- PROBLEM TO WORK ON -
Quote the whole listing word for word. Do not include the pictures.

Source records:
════════════════
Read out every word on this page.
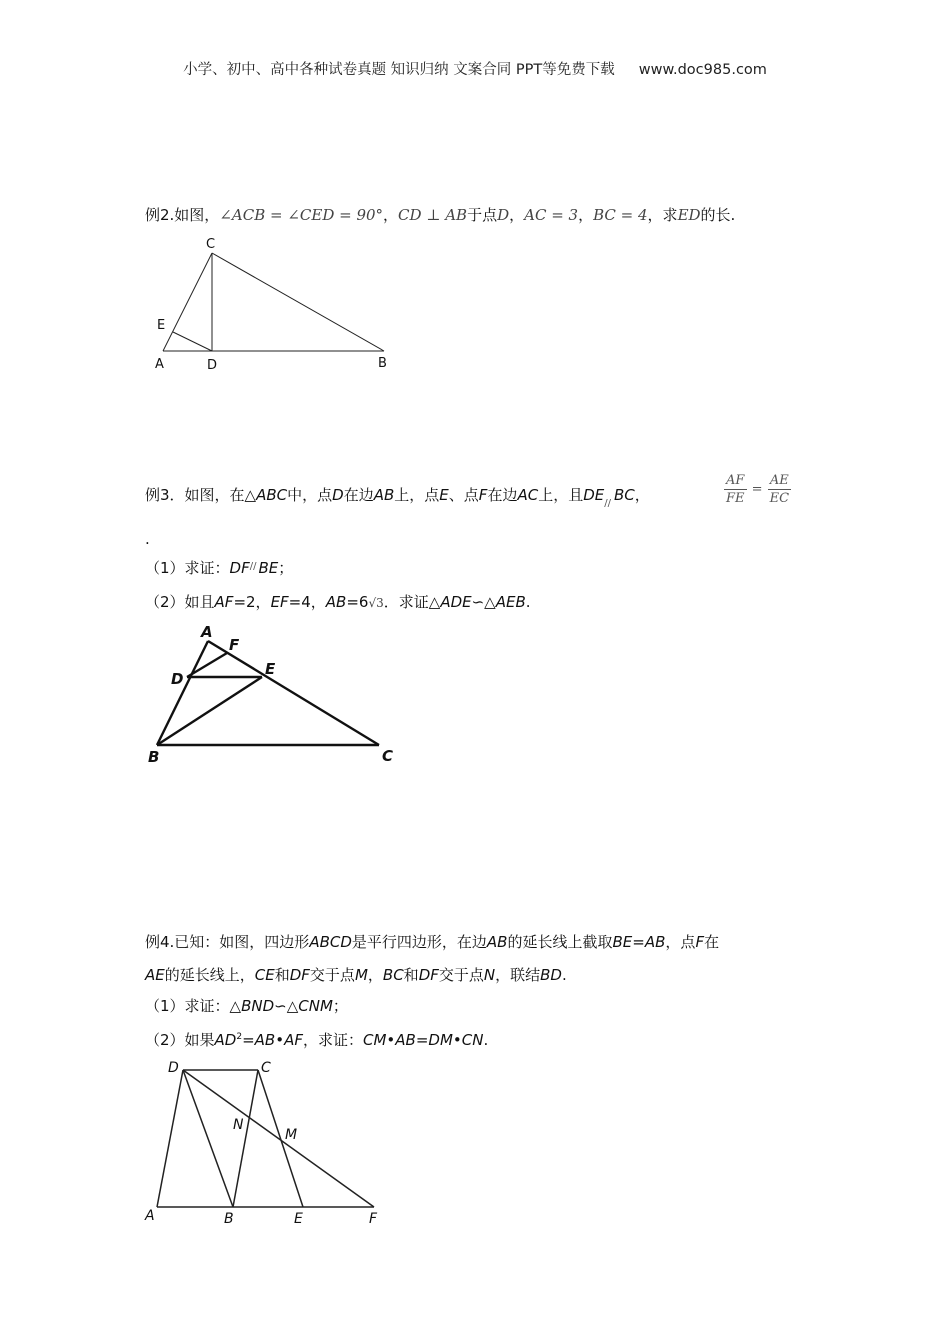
小学、初中、高中各种试卷真题 知识归纳 文案合同 PPT等免费下载 www.doc985.com
例2.如图，∠ACB = ∠CED = 90°，CD ⊥ AB于点D，AC = 3，BC = 4，求ED的长.
C
E
A	D	B
A
F
D
E
B	C
D	C
N
M
A	B	E	F
例3．如图，在△ABC中，点D在边AB上，点E、点F在边AC上，且$DE_{//}$ BC，	$\frac{AF}{FE} = \frac{AE}{EC}$
.
（1）求证：DF// BE；
（2）如且AF=2，EF=4，AB=6√3．求证△ADE∽△AEB.
例4.已知：如图，四边形ABCD是平行四边形，在边AB的延长线上截取BE=AB，点F在
AE的延长线上，CE和DF交于点M，BC和DF交于点N，联结BD.
（1）求证：△BND∽△CNM；
（2）如果$AD^2=AB•AF$，求证：CM•AB=DM•CN.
════════════════
- ANSWER TO THIS EXERCISE -
Read out every word on this page.
小学、初中、高中各种试卷真题 知识归纳 文案合同 PPT等免费下载 www.doc985.com
例2.如图，∠ACB = ∠CED = 90°，CD ⊥ AB于点D，AC = 3，BC = 4，求ED的长.
C
E
A	D	B
A
F
D
E
B	C
D	C
N
M
A	B	E	F
例3．如图，在△ABC中，点D在边AB上，点E、点F在边AC上，且$DE_{//}$ BC，	$\frac{AF}{FE} = \frac{AE}{EC}$
.
（1）求证：DF// BE；
（2）如且AF=2，EF=4，AB=6√3．求证△ADE∽△AEB.
例4.已知：如图，四边形ABCD是平行四边形，在边AB的延长线上截取BE=AB，点F在
AE的延长线上，CE和DF交于点M，BC和DF交于点N，联结BD.
（1）求证：△BND∽△CNM；
（2）如果$AD^2=AB•AF$，求证：CM•AB=DM•CN.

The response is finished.